## Exercise instructions
Every record here needs to be written out again exactly.

Items from a data source:

------------

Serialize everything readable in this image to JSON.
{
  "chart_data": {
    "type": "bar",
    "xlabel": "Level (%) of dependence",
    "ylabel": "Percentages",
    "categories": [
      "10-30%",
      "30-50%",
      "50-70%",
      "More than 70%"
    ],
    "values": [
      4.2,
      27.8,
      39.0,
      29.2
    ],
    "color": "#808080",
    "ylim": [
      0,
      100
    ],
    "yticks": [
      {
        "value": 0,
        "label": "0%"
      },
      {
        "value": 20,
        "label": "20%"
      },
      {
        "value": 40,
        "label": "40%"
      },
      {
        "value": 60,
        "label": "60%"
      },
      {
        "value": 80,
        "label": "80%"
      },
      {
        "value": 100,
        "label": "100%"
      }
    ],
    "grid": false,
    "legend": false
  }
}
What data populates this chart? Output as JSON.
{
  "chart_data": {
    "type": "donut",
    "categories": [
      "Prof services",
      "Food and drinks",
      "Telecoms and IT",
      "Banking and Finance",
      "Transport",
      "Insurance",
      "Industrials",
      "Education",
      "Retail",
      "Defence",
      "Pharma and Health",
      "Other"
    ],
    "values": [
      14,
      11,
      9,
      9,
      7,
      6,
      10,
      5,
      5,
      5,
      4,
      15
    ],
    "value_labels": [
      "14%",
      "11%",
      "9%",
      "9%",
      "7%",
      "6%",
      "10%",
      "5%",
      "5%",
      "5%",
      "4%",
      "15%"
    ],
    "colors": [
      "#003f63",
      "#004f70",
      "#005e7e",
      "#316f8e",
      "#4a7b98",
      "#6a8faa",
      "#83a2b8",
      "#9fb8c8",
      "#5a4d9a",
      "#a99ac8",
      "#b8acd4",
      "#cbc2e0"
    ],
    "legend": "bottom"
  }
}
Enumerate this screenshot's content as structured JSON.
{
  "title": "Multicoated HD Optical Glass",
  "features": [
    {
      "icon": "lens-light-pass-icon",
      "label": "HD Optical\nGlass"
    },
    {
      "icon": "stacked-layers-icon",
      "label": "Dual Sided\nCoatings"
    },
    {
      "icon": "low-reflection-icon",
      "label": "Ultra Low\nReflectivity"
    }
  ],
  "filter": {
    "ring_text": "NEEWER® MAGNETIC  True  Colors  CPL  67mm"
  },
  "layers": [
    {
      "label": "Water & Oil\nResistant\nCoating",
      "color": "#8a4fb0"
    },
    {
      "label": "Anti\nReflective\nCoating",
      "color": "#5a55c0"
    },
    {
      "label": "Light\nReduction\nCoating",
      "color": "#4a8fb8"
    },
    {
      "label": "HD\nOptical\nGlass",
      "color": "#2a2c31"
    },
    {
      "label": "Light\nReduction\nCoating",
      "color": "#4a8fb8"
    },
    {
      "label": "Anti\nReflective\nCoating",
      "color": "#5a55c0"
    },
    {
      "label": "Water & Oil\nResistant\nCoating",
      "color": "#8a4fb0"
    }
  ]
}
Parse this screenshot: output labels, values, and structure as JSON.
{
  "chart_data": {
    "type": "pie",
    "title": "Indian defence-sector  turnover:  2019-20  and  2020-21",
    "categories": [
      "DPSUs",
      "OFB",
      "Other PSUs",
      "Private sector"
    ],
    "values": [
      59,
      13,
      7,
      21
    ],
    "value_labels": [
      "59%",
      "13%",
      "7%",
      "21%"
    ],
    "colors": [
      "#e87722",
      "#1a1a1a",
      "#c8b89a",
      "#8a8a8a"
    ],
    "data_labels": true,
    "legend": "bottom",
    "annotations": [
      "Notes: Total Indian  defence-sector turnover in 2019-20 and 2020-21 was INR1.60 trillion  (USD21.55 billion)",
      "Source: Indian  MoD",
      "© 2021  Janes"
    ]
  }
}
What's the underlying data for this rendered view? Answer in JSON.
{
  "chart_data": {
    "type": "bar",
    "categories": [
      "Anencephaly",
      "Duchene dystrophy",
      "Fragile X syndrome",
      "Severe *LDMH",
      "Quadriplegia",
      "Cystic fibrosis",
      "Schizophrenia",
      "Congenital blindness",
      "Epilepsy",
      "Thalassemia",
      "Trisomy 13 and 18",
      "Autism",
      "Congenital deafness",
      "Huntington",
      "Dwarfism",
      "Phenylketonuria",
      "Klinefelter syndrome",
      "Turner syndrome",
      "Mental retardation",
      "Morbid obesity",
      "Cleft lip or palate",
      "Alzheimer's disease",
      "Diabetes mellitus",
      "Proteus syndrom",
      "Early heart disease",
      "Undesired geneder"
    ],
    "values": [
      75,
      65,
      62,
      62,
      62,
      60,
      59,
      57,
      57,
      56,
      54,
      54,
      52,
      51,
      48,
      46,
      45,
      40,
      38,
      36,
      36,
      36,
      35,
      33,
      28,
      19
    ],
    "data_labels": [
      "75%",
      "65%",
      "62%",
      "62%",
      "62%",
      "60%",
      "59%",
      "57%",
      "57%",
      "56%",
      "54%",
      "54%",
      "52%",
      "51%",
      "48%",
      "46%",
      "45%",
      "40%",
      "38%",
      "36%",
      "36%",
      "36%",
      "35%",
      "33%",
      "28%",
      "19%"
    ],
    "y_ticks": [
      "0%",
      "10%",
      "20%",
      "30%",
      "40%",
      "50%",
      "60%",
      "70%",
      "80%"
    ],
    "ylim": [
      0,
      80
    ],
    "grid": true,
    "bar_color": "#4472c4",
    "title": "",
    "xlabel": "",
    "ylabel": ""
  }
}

------------

## Complete answer
Serialize everything readable in this image to JSON.
{
  "chart_data": {
    "type": "bar",
    "xlabel": "Level (%) of dependence",
    "ylabel": "Percentages",
    "categories": [
      "10-30%",
      "30-50%",
      "50-70%",
      "More than 70%"
    ],
    "values": [
      4.2,
      27.8,
      39.0,
      29.2
    ],
    "color": "#808080",
    "ylim": [
      0,
      100
    ],
    "yticks": [
      {
        "value": 0,
        "label": "0%"
      },
      {
        "value": 20,
        "label": "20%"
      },
      {
        "value": 40,
        "label": "40%"
      },
      {
        "value": 60,
        "label": "60%"
      },
      {
        "value": 80,
        "label": "80%"
      },
      {
        "value": 100,
        "label": "100%"
      }
    ],
    "grid": false,
    "legend": false
  }
}
What data populates this chart? Output as JSON.
{
  "chart_data": {
    "type": "donut",
    "categories": [
      "Prof services",
      "Food and drinks",
      "Telecoms and IT",
      "Banking and Finance",
      "Transport",
      "Insurance",
      "Industrials",
      "Education",
      "Retail",
      "Defence",
      "Pharma and Health",
      "Other"
    ],
    "values": [
      14,
      11,
      9,
      9,
      7,
      6,
      10,
      5,
      5,
      5,
      4,
      15
    ],
    "value_labels": [
      "14%",
      "11%",
      "9%",
      "9%",
      "7%",
      "6%",
      "10%",
      "5%",
      "5%",
      "5%",
      "4%",
      "15%"
    ],
    "colors": [
      "#003f63",
      "#004f70",
      "#005e7e",
      "#316f8e",
      "#4a7b98",
      "#6a8faa",
      "#83a2b8",
      "#9fb8c8",
      "#5a4d9a",
      "#a99ac8",
      "#b8acd4",
      "#cbc2e0"
    ],
    "legend": "bottom"
  }
}
Enumerate this screenshot's content as structured JSON.
{
  "title": "Multicoated HD Optical Glass",
  "features": [
    {
      "icon": "lens-light-pass-icon",
      "label": "HD Optical\nGlass"
    },
    {
      "icon": "stacked-layers-icon",
      "label": "Dual Sided\nCoatings"
    },
    {
      "icon": "low-reflection-icon",
      "label": "Ultra Low\nReflectivity"
    }
  ],
  "filter": {
    "ring_text": "NEEWER® MAGNETIC  True  Colors  CPL  67mm"
  },
  "layers": [
    {
      "label": "Water & Oil\nResistant\nCoating",
      "color": "#8a4fb0"
    },
    {
      "label": "Anti\nReflective\nCoating",
      "color": "#5a55c0"
    },
    {
      "label": "Light\nReduction\nCoating",
      "color": "#4a8fb8"
    },
    {
      "label": "HD\nOptical\nGlass",
      "color": "#2a2c31"
    },
    {
      "label": "Light\nReduction\nCoating",
      "color": "#4a8fb8"
    },
    {
      "label": "Anti\nReflective\nCoating",
      "color": "#5a55c0"
    },
    {
      "label": "Water & Oil\nResistant\nCoating",
      "color": "#8a4fb0"
    }
  ]
}
Parse this screenshot: output labels, values, and structure as JSON.
{
  "chart_data": {
    "type": "pie",
    "title": "Indian defence-sector  turnover:  2019-20  and  2020-21",
    "categories": [
      "DPSUs",
      "OFB",
      "Other PSUs",
      "Private sector"
    ],
    "values": [
      59,
      13,
      7,
      21
    ],
    "value_labels": [
      "59%",
      "13%",
      "7%",
      "21%"
    ],
    "colors": [
      "#e87722",
      "#1a1a1a",
      "#c8b89a",
      "#8a8a8a"
    ],
    "data_labels": true,
    "legend": "bottom",
    "annotations": [
      "Notes: Total Indian  defence-sector turnover in 2019-20 and 2020-21 was INR1.60 trillion  (USD21.55 billion)",
      "Source: Indian  MoD",
      "© 2021  Janes"
    ]
  }
}
What's the underlying data for this rendered view? Answer in JSON.
{
  "chart_data": {
    "type": "bar",
    "categories": [
      "Anencephaly",
      "Duchene dystrophy",
      "Fragile X syndrome",
      "Severe *LDMH",
      "Quadriplegia",
      "Cystic fibrosis",
      "Schizophrenia",
      "Congenital blindness",
      "Epilepsy",
      "Thalassemia",
      "Trisomy 13 and 18",
      "Autism",
      "Congenital deafness",
      "Huntington",
      "Dwarfism",
      "Phenylketonuria",
      "Klinefelter syndrome",
      "Turner syndrome",
      "Mental retardation",
      "Morbid obesity",
      "Cleft lip or palate",
      "Alzheimer's disease",
      "Diabetes mellitus",
      "Proteus syndrom",
      "Early heart disease",
      "Undesired geneder"
    ],
    "values": [
      75,
      65,
      62,
      62,
      62,
      60,
      59,
      57,
      57,
      56,
      54,
      54,
      52,
      51,
      48,
      46,
      45,
      40,
      38,
      36,
      36,
      36,
      35,
      33,
      28,
      19
    ],
    "data_labels": [
      "75%",
      "65%",
      "62%",
      "62%",
      "62%",
      "60%",
      "59%",
      "57%",
      "57%",
      "56%",
      "54%",
      "54%",
      "52%",
      "51%",
      "48%",
      "46%",
      "45%",
      "40%",
      "38%",
      "36%",
      "36%",
      "36%",
      "35%",
      "33%",
      "28%",
      "19%"
    ],
    "y_ticks": [
      "0%",
      "10%",
      "20%",
      "30%",
      "40%",
      "50%",
      "60%",
      "70%",
      "80%"
    ],
    "ylim": [
      0,
      80
    ],
    "grid": true,
    "bar_color": "#4472c4",
    "title": "",
    "xlabel": "",
    "ylabel": ""
  }
}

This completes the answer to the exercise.